Document text:
────

Virgin territory – using your cell phone on an
airplane – has now appeared, and the battle lines are
being drawn. If you’ve heard about this issue, you’ve
probably heard some strong opinions being expressed.
If not, when you first consider the possibility of
in-flight cell phone usage, what comes to mind? Being
reachable throughout your trip, or the horrifyingly
likely possibility of a loud-mouthed doofus bellowing
details of his root canal all the way to JFK? I’ll bet
that it’s the latter; the careful balance begins to tilt
between i) the benefit to us for access to the phone and
ii) the cost to us for others having access to their
phones.

Of course, there are more players involved than just us
and the doofus in the middle seat. Technologies/products
are part of larger systems, and any changes are going to
impact each element of that system in a different way.
Careful consideration of the different players is
essential to fully understand the drivers for change,
the barriers, and the potential impacts. For this issue,
let’s take a look at who’s who:

A. passengers making and/or receiving calls
B. passengers who are not making or receiving calls
C. flight attendants
D. airlines
E. airplane manufacturers
F. wireless carriers (i.e., Verizon, Cingular)
G. infrastructure players (i.e., whoever enables this
new technological capability)

────

List of tasks:
1. Print the part of the passage on in-flight cell phone use that begins at the words "A. passengers making" and ends after the words "new technological capability)".
2. In the passage on in-flight cell phone use, which two companies are named as examples of wireless carriers?
The entries that come next have no connection to the passage on in-flight cell phone use.

────

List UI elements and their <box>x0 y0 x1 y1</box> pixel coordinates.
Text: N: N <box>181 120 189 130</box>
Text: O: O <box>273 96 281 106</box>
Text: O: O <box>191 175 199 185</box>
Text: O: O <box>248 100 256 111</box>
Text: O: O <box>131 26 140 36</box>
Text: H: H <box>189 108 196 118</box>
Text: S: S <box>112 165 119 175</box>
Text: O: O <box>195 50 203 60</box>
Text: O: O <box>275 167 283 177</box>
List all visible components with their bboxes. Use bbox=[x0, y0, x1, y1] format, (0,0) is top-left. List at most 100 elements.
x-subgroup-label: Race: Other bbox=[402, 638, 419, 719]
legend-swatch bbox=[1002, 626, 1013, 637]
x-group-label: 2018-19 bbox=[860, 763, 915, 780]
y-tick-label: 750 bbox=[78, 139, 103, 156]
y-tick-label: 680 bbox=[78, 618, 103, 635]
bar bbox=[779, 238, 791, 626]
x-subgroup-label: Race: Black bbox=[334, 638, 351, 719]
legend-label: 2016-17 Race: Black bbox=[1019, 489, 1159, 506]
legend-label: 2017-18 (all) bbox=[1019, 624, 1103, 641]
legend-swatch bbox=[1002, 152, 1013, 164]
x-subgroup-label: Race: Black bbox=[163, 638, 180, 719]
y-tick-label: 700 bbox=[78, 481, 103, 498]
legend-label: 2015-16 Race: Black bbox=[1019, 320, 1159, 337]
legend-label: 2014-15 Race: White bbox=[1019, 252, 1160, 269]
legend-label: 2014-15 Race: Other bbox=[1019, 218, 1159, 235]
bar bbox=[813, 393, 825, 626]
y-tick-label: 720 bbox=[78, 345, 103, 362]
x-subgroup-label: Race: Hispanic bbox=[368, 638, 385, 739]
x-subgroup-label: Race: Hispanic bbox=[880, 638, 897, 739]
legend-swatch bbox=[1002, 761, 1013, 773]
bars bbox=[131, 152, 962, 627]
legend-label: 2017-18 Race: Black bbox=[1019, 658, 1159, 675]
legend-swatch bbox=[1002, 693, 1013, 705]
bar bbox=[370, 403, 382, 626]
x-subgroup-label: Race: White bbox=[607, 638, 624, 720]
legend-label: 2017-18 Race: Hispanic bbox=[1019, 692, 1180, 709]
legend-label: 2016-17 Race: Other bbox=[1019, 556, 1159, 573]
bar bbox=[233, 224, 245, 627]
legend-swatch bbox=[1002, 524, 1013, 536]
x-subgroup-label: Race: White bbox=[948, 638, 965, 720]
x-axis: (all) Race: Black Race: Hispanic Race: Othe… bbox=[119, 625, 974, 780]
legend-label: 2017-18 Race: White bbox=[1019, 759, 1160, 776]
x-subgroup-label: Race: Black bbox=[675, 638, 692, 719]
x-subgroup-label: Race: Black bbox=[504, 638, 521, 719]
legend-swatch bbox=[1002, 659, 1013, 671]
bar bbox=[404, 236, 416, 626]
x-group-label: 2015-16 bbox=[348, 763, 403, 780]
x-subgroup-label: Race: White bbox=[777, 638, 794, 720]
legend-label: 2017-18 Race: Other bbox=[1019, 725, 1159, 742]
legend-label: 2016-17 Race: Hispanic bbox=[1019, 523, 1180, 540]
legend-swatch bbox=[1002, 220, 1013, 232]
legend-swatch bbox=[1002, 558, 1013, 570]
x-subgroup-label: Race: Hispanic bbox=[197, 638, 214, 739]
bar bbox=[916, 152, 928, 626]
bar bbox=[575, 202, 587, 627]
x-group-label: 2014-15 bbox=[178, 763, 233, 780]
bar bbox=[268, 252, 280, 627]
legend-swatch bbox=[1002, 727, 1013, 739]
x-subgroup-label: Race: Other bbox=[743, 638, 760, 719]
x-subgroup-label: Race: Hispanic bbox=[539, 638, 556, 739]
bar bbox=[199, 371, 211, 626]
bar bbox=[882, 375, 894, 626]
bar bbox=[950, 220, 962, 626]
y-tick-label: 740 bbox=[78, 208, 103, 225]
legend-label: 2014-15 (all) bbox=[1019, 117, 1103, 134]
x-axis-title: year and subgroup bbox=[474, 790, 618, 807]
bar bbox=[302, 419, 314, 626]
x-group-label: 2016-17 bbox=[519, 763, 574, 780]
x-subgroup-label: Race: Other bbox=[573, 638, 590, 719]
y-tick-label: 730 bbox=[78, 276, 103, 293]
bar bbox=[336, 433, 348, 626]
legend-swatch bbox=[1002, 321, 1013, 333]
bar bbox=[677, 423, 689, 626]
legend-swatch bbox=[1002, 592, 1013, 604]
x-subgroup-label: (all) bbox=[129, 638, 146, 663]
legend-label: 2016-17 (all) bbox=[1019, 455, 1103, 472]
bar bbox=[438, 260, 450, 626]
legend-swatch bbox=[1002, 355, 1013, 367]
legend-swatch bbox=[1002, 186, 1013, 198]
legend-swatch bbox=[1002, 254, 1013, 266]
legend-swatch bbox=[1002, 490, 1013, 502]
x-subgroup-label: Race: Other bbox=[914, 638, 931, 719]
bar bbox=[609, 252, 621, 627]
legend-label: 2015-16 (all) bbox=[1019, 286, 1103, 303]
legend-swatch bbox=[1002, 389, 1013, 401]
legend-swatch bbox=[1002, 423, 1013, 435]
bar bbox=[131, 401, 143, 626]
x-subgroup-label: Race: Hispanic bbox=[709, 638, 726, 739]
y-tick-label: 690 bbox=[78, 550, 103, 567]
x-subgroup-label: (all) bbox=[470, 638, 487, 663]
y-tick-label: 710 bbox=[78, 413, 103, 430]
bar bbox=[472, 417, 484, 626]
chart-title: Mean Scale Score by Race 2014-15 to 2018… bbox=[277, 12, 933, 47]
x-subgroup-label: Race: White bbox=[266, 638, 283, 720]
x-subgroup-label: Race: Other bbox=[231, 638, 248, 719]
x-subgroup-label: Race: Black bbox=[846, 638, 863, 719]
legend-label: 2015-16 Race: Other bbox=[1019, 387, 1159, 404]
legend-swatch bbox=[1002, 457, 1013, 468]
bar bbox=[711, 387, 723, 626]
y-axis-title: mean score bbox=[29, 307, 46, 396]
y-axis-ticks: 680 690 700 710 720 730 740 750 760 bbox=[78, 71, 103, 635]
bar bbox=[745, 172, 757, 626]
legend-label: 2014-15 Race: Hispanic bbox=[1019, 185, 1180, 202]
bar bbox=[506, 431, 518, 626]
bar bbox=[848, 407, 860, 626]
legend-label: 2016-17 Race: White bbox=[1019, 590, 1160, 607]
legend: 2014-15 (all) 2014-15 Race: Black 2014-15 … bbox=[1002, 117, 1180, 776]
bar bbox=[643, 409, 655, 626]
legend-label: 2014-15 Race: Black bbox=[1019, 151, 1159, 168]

────

Outputs by task:
1.
A. passengers making and/or receiving calls
B. passengers who are not making or receiving calls
C. flight attendants
D. airlines
E. airplane manufacturers
F. wireless carriers (i.e., Verizon, Cingular)
G. infrastructure players (i.e., whoever enables this
new technological capability)

2. Verizon and Cingular.